| Excerpted passage |
▼
Also, if we must go this route. Let’s keep it high tech. If the ChicagoBoyz have to turn themselves into a land army, I’m afraid we will not look to good at the end of our first cross-country, full-kit hike. At least I won’t.
December 30th, 2003 at 10:22 am
Maybe you’re right Lex, but one good sortie from our own carrier could do some damage at DNC.org
December 30th, 2003 at 10:47 am
How do other blogs, who will recognize your armament superiority, ally themselves with you?
December 30th, 2003 at 11:28 am
Or will they for a coalition to contain, and if necessary, destroy us?
December 30th, 2003 at 11:37 am
All I can say is that it would be in their interest to attend our next blog bash.
December 30th, 2003 at 2:41 pm
This ship was formerly Brazil’s Minas Gerais (ex HMAS Vengeance, ex HMS Vengeance). Crappy catapults (and she’s small), so I wouldn’t trust her for fixed wing. However, if we could get our hands on some surplus Harriers, or maybe just some good ol’ fashioned attack ‘copters we could properly rain destruction on our foes.
▲
| Task instructions |
1. Based on the blog comments, answer yes or no to each statement and quote the words that settle it: (a) the ship was once Brazil's Minas Gerais; (b) the commenter would trust the ship's catapults for fixed-wing aircraft; (c) one sortie from their own carrier is said to be able to do some damage at DNC.org.
2. Transcribe the rows from the first line through the line containing "segments-icon[interactable] <box>929 7", with both of those lines included.

| Data extract |
▼
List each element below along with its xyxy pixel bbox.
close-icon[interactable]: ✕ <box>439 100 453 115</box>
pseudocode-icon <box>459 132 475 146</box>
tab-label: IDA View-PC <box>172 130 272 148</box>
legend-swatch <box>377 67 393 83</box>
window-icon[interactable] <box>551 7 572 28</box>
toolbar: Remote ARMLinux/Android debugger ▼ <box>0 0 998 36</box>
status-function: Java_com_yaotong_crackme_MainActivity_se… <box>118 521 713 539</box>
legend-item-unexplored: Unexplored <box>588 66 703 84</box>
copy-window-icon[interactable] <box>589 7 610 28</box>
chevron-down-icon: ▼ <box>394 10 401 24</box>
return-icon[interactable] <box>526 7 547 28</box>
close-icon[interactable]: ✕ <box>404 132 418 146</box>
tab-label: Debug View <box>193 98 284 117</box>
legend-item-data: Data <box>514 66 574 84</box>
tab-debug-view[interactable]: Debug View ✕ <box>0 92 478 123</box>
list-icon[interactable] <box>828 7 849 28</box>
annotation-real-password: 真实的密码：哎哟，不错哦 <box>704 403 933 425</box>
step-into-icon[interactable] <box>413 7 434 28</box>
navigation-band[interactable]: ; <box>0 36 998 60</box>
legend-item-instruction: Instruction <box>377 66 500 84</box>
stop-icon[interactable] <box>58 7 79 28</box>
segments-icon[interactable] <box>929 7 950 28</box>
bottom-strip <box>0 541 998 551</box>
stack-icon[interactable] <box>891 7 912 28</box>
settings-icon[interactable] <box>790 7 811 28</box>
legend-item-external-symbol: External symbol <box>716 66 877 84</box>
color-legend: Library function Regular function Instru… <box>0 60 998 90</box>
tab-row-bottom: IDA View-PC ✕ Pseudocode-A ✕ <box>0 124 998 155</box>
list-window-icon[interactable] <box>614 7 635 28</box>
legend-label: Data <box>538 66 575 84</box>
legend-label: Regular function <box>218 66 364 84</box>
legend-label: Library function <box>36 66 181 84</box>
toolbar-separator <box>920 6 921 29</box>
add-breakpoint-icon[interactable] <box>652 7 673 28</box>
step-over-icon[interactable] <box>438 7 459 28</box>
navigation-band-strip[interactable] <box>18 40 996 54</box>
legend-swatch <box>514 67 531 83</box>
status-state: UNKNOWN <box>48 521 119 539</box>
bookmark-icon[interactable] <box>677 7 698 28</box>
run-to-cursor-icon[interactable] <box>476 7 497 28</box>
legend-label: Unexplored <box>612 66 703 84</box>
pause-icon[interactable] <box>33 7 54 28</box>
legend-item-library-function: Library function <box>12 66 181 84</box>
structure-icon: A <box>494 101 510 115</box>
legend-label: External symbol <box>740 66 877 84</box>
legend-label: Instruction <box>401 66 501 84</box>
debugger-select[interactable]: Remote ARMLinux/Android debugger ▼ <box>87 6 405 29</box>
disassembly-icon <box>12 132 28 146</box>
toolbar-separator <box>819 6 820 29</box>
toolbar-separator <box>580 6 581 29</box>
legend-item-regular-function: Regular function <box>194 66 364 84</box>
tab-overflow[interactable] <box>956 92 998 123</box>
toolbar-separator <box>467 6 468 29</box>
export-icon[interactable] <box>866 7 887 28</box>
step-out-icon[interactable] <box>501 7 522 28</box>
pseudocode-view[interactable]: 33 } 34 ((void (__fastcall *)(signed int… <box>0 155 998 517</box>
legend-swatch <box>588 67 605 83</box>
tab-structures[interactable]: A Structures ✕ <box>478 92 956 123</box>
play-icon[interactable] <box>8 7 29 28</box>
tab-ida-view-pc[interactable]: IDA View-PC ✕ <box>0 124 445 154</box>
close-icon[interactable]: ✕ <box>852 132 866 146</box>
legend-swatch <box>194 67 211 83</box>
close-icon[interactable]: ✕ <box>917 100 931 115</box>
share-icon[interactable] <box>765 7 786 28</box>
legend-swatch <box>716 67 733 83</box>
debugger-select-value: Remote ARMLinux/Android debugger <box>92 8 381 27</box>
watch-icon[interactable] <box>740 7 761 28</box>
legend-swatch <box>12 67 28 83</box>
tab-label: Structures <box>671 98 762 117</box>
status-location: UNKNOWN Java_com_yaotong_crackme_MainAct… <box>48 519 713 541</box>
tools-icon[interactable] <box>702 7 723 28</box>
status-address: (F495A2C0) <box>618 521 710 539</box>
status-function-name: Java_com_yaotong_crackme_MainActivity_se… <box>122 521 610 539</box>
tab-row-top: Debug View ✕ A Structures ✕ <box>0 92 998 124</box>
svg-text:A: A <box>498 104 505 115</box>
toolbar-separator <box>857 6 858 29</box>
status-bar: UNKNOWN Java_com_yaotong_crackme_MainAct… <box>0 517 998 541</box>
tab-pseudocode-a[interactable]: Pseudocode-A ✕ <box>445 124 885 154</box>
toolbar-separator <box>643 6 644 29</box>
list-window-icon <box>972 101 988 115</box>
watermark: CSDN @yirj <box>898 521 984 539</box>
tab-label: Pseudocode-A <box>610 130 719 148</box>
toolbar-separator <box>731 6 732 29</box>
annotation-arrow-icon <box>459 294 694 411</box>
▲
| Answers to the tasks |
1.
(a) Yes: "This ship was formerly Brazil’s Minas Gerais (ex HMAS Vengeance, ex HMS Vengeance)."
(b) No: "Crappy catapults (and she’s small), so I wouldn’t trust her for fixed wing."
(c) Yes: "one good sortie from our own carrier could do some damage at DNC.org"

2.
List each element below along with its xyxy pixel bbox.
close-icon[interactable]: ✕ <box>439 100 453 115</box>
pseudocode-icon <box>459 132 475 146</box>
tab-label: IDA View-PC <box>172 130 272 148</box>
legend-swatch <box>377 67 393 83</box>
window-icon[interactable] <box>551 7 572 28</box>
toolbar: Remote ARMLinux/Android debugger ▼ <box>0 0 998 36</box>
status-function: Java_com_yaotong_crackme_MainActivity_se… <box>118 521 713 539</box>
legend-item-unexplored: Unexplored <box>588 66 703 84</box>
copy-window-icon[interactable] <box>589 7 610 28</box>
chevron-down-icon: ▼ <box>394 10 401 24</box>
return-icon[interactable] <box>526 7 547 28</box>
close-icon[interactable]: ✕ <box>404 132 418 146</box>
tab-label: Debug View <box>193 98 284 117</box>
legend-item-data: Data <box>514 66 574 84</box>
tab-debug-view[interactable]: Debug View ✕ <box>0 92 478 123</box>
list-icon[interactable] <box>828 7 849 28</box>
annotation-real-password: 真实的密码：哎哟，不错哦 <box>704 403 933 425</box>
step-into-icon[interactable] <box>413 7 434 28</box>
navigation-band[interactable]: ; <box>0 36 998 60</box>
legend-item-instruction: Instruction <box>377 66 500 84</box>
stop-icon[interactable] <box>58 7 79 28</box>
segments-icon[interactable] <box>929 7 950 28</box>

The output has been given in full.